(Dataset items)
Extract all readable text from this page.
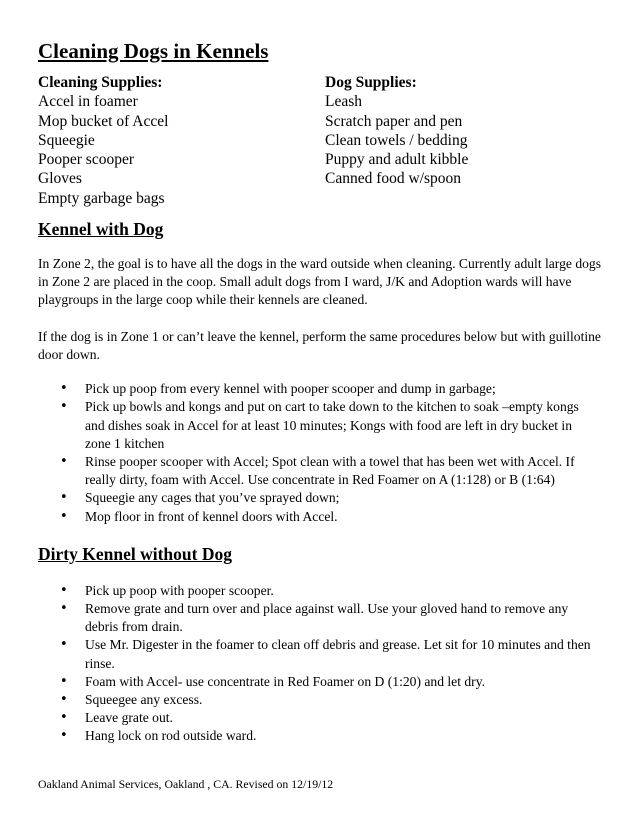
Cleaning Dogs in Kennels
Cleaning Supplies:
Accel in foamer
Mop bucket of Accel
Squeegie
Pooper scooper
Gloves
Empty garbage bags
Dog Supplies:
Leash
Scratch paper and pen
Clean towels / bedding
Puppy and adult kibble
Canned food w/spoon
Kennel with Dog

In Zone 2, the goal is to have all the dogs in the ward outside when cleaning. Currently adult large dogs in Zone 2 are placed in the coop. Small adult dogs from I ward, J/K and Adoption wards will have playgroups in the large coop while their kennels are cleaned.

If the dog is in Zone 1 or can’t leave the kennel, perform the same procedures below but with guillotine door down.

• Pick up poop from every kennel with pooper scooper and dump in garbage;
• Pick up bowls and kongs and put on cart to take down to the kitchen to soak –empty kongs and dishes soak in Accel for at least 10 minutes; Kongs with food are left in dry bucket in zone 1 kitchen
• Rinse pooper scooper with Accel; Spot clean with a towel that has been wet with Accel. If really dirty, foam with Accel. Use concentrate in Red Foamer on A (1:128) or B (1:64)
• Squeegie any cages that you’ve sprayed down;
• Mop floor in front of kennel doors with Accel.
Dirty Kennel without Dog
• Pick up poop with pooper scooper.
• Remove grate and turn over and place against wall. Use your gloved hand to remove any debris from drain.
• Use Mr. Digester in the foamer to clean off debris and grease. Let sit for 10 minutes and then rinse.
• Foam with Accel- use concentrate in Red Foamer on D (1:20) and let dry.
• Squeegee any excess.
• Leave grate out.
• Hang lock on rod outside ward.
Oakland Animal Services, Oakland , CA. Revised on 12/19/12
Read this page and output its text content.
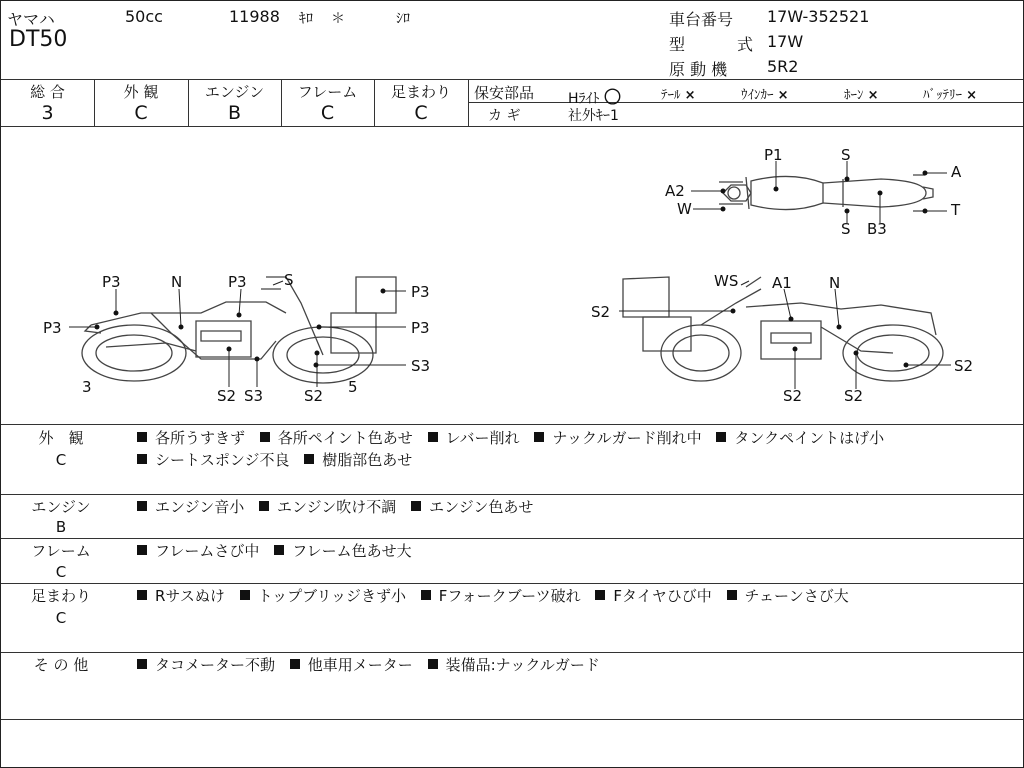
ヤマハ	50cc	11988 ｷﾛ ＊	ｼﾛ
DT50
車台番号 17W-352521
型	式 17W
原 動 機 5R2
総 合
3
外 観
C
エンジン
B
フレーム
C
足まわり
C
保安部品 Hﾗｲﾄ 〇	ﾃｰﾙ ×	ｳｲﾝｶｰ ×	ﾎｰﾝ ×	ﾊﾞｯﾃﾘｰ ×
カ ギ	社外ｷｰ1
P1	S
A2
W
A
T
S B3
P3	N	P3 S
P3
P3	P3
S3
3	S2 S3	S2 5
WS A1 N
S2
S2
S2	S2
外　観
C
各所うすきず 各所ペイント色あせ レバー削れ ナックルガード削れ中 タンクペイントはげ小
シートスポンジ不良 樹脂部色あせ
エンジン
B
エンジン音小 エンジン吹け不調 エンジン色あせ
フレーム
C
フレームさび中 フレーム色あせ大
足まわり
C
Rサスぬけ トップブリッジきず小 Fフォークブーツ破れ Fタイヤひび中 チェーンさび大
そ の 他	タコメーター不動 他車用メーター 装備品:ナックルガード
==
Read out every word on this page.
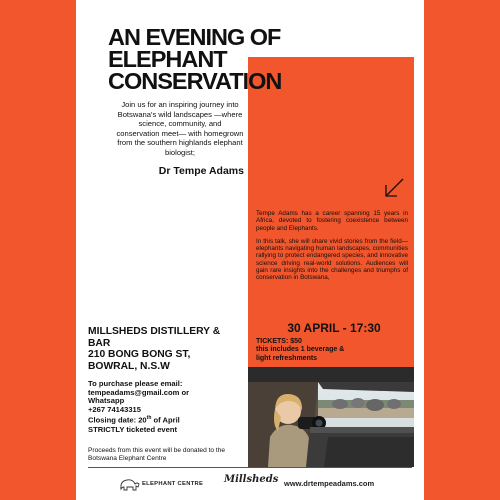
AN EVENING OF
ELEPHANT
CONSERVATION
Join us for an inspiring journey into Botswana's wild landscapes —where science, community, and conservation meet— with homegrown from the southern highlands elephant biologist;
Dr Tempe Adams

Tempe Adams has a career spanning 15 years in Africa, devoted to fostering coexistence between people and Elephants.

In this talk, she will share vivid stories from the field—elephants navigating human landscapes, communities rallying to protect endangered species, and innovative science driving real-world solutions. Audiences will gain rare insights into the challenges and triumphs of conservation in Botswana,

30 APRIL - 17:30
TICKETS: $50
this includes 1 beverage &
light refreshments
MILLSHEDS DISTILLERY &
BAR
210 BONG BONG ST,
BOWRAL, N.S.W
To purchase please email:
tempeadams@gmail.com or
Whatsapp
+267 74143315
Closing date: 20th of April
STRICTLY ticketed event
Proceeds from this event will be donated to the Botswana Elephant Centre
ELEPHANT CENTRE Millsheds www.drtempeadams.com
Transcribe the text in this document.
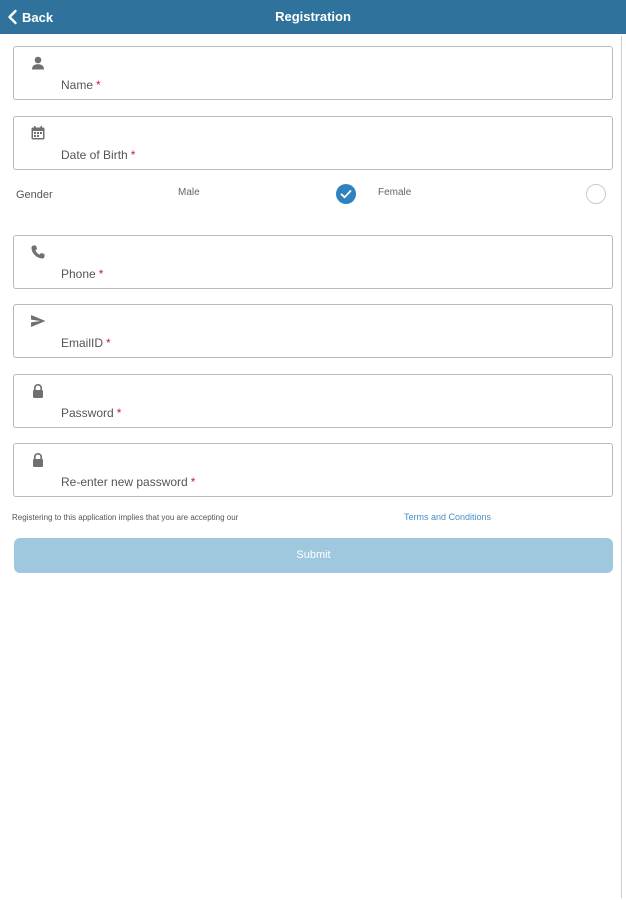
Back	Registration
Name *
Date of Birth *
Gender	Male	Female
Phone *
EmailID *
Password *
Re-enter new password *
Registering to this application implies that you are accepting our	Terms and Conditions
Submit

TASK DETAILS = Reply with one number only, the count of lines above that hold the string "food".

EXERCISE RESULT = 2